Gather all lines in the records below that include the word "Validation".
begin Stored data
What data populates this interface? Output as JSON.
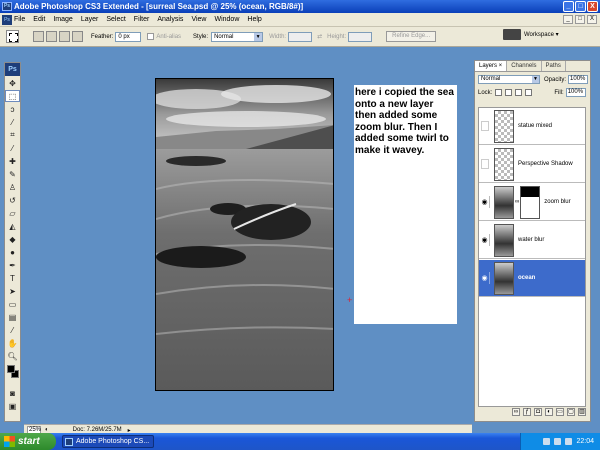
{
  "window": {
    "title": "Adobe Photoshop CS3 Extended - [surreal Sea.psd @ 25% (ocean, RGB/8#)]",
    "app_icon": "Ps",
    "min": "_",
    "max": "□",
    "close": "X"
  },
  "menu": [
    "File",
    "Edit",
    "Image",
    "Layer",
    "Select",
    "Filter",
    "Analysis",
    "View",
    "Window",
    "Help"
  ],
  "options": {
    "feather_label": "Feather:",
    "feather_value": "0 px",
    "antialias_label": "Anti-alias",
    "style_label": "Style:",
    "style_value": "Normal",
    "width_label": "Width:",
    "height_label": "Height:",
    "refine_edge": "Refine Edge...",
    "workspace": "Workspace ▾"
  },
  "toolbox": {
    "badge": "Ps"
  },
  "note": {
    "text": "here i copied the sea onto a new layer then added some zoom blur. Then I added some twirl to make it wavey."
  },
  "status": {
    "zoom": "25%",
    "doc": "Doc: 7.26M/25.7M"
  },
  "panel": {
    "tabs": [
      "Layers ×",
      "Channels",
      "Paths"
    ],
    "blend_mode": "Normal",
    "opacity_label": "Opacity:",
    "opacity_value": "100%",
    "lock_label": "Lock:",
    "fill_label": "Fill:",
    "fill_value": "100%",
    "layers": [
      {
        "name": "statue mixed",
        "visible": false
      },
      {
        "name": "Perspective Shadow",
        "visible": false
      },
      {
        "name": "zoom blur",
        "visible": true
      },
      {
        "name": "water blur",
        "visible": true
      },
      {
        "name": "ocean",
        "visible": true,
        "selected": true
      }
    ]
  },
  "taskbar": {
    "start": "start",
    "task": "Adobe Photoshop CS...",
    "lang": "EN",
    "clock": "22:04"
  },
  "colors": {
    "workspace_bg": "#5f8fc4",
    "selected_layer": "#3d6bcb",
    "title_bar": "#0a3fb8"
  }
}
end Stored data
begin Stored data
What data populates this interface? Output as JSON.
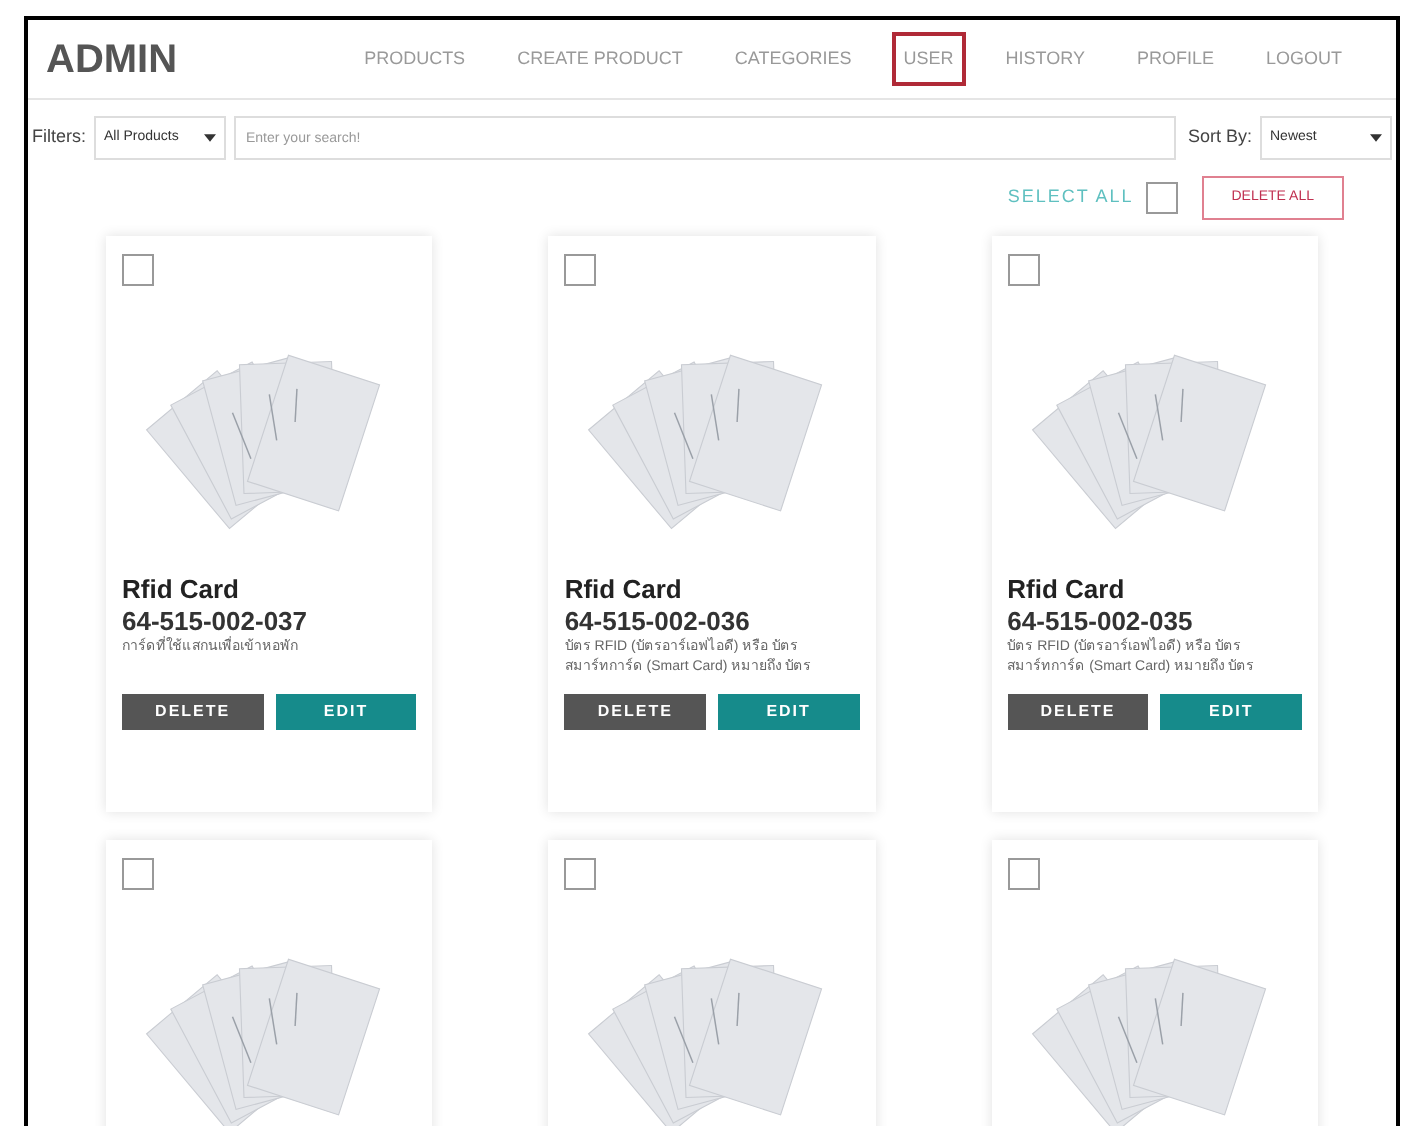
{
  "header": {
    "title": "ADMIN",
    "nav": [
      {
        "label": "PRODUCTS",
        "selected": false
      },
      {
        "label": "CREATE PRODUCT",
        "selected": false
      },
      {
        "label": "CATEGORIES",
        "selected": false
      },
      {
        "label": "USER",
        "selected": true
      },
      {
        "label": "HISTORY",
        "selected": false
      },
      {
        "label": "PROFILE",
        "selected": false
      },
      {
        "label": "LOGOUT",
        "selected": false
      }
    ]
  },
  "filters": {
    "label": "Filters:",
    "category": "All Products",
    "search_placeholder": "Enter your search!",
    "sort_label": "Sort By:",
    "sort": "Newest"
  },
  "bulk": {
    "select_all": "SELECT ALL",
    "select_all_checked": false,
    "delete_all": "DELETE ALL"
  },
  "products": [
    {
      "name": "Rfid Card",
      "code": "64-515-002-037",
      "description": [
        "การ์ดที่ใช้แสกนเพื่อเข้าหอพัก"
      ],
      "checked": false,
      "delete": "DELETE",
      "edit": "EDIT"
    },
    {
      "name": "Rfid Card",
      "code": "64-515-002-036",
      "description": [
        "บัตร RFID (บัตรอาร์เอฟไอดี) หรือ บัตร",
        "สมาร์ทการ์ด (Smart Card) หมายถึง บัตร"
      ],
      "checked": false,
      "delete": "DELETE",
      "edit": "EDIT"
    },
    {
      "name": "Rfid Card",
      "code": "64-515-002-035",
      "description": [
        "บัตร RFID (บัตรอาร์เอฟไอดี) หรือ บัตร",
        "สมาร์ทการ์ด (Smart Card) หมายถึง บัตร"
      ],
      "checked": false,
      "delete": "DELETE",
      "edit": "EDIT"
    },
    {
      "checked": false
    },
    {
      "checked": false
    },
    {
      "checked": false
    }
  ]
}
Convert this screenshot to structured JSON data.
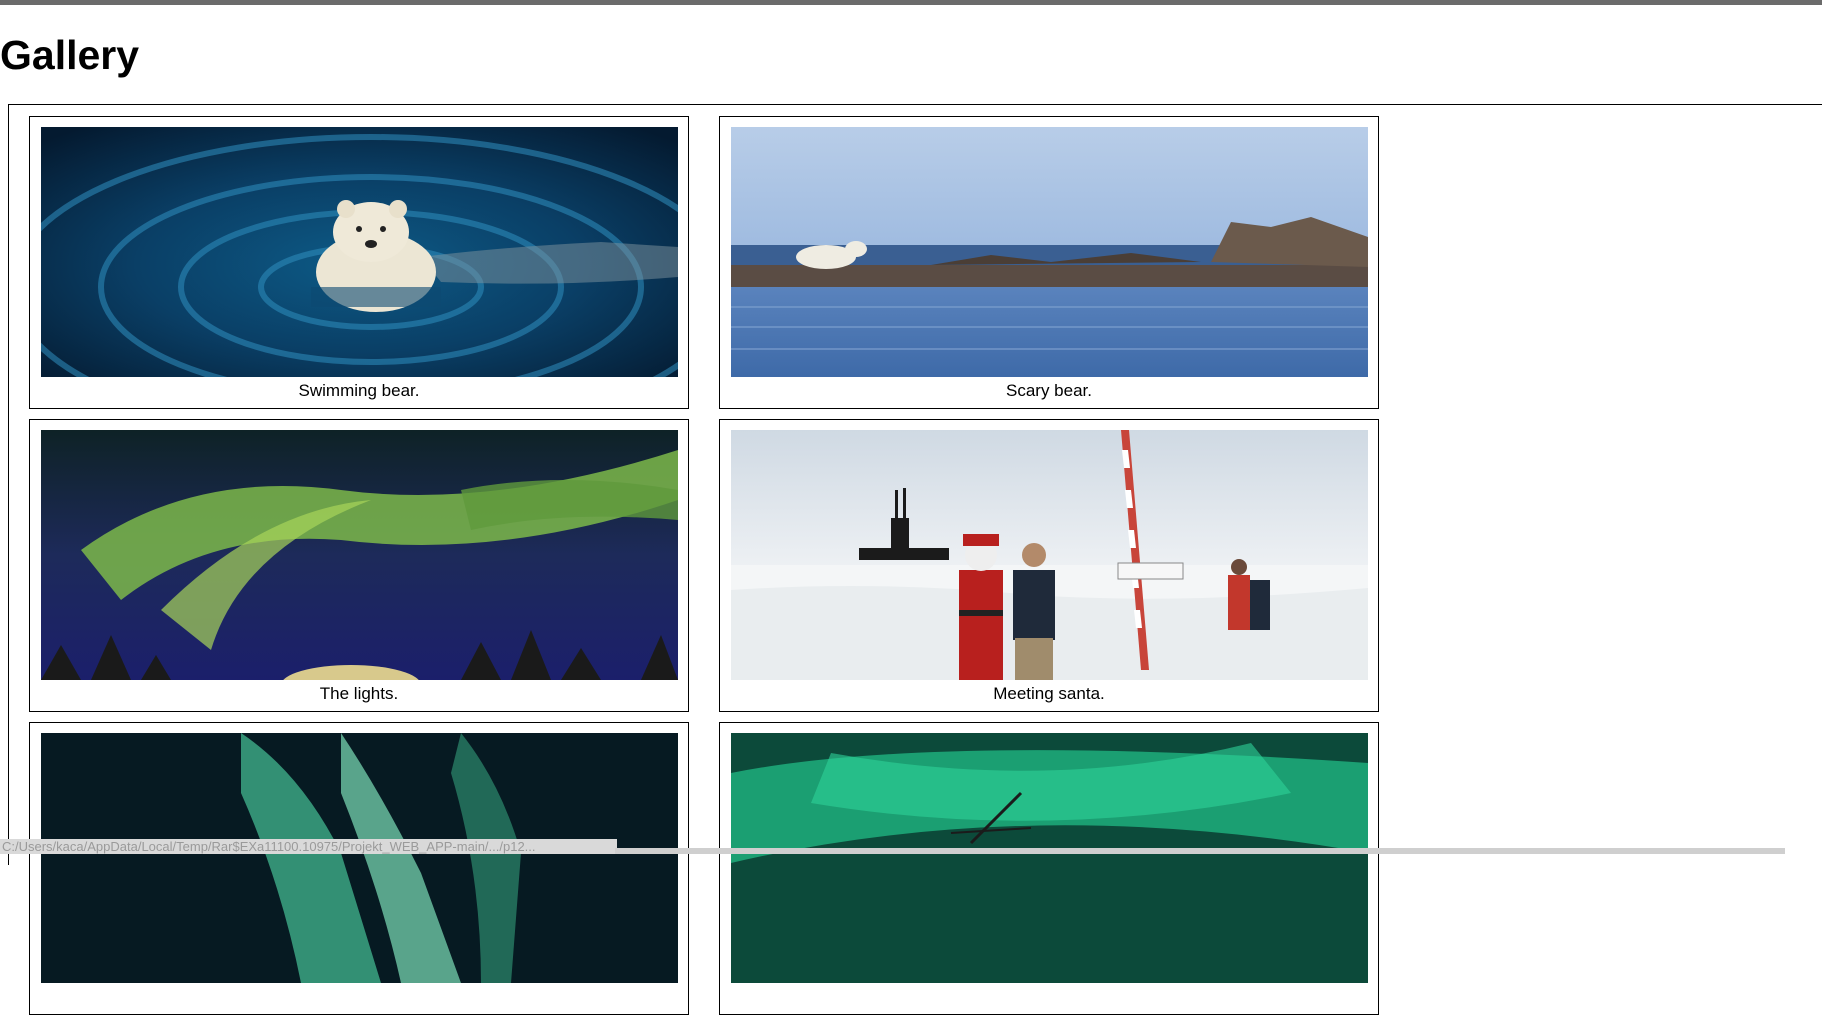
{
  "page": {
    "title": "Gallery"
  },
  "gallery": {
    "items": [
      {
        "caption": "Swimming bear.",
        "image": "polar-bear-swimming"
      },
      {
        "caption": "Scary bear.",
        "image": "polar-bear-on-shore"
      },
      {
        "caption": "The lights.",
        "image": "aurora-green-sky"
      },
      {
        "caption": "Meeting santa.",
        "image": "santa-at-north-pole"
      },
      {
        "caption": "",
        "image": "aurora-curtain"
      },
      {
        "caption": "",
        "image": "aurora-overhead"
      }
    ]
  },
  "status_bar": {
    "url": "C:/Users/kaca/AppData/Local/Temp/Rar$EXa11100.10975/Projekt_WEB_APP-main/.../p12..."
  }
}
end Stored data
begin Stored data
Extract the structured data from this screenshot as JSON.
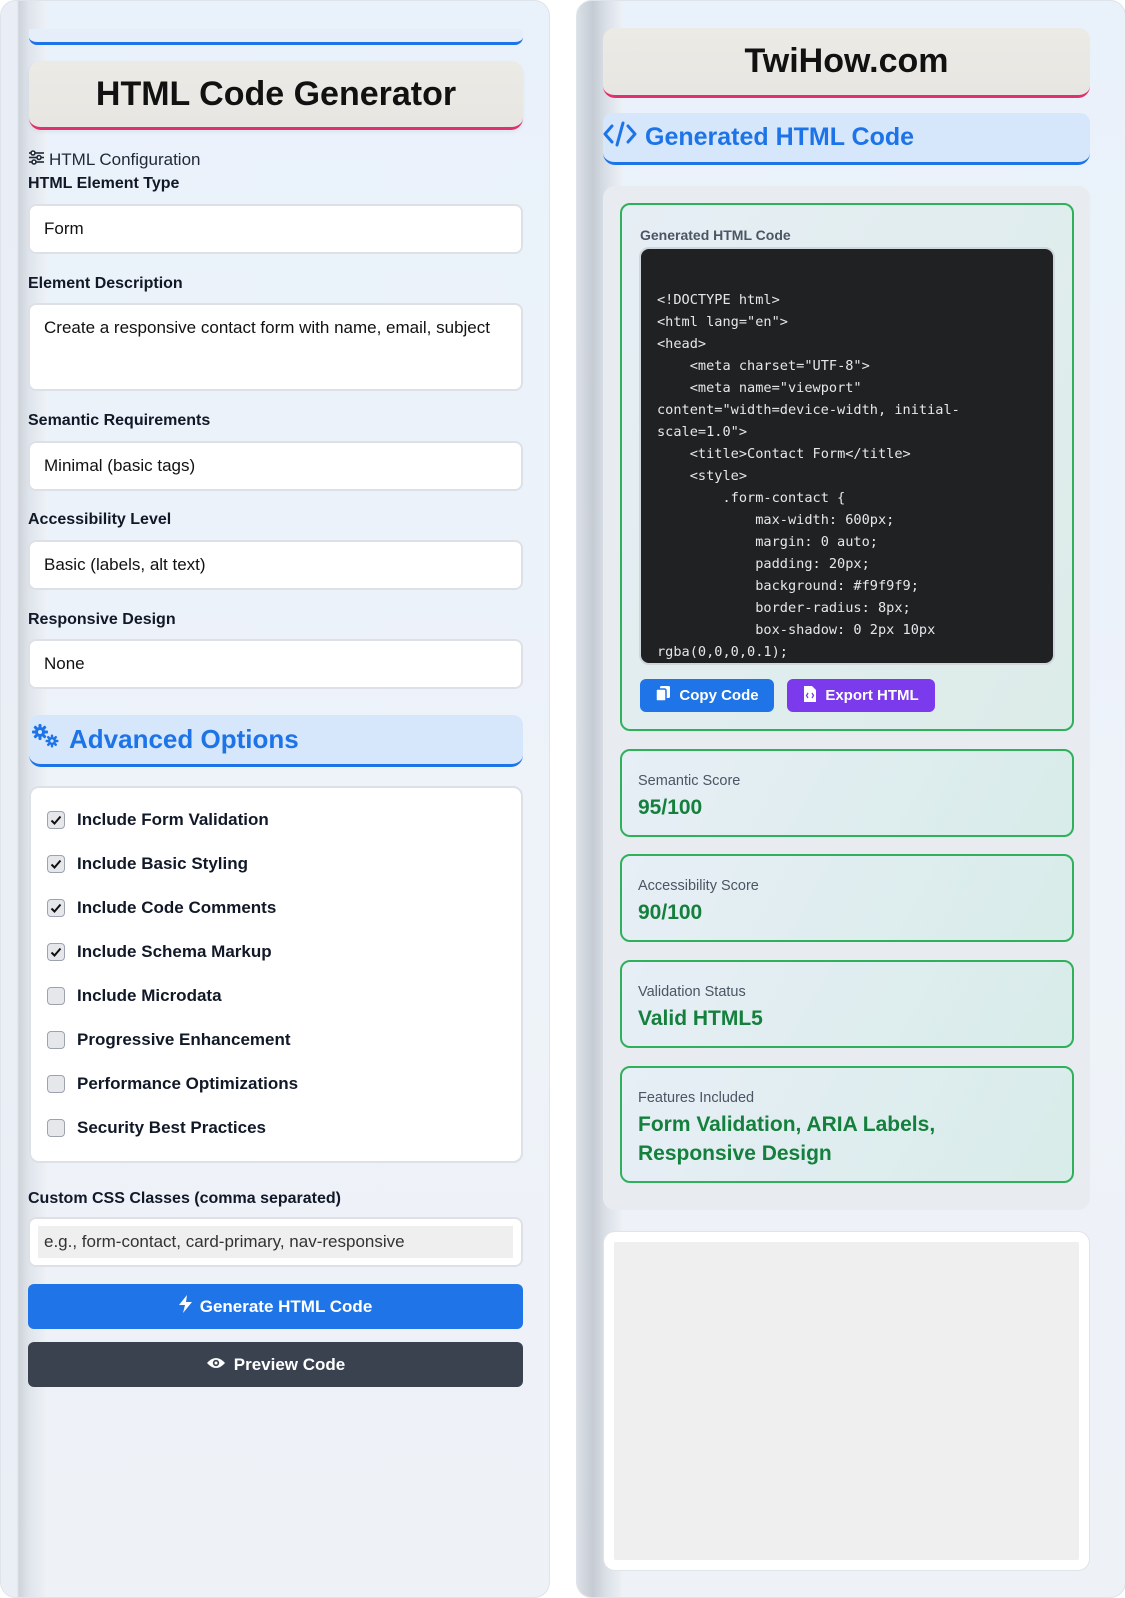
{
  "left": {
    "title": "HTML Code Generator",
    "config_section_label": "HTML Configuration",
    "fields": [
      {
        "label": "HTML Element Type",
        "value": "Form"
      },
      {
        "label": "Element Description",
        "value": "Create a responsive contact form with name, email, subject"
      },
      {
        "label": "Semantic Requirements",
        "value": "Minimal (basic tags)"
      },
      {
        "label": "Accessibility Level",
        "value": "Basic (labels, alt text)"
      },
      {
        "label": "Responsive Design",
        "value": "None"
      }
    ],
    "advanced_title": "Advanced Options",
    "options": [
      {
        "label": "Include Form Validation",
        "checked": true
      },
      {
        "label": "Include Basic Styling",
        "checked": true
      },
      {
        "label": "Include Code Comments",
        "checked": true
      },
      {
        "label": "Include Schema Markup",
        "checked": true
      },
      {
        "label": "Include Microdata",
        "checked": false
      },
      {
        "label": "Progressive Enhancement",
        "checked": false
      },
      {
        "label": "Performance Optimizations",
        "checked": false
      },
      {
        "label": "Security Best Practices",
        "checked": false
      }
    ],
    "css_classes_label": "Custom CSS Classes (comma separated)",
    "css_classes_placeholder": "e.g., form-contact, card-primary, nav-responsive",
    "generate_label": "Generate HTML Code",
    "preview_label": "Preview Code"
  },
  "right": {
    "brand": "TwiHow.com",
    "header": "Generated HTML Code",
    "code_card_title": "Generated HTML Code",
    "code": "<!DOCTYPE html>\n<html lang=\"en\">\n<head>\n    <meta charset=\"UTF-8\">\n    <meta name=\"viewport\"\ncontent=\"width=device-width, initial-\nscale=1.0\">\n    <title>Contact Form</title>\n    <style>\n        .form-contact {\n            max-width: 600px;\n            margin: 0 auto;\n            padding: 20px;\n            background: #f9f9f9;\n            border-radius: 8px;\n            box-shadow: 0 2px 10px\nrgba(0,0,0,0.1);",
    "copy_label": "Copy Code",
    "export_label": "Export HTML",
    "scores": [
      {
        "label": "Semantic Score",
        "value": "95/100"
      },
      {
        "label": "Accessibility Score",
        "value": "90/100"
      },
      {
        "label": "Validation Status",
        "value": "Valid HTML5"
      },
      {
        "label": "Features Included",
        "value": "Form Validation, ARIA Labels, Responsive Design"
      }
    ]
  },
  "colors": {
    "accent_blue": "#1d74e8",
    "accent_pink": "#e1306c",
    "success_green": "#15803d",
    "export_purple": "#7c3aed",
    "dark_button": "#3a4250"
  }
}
end Stored data
- [Exercise output]
        "label": "Include Form Validation",
        "label": "Validation Status",
        "value": "Form Validation, ARIA Labels, Responsive Design"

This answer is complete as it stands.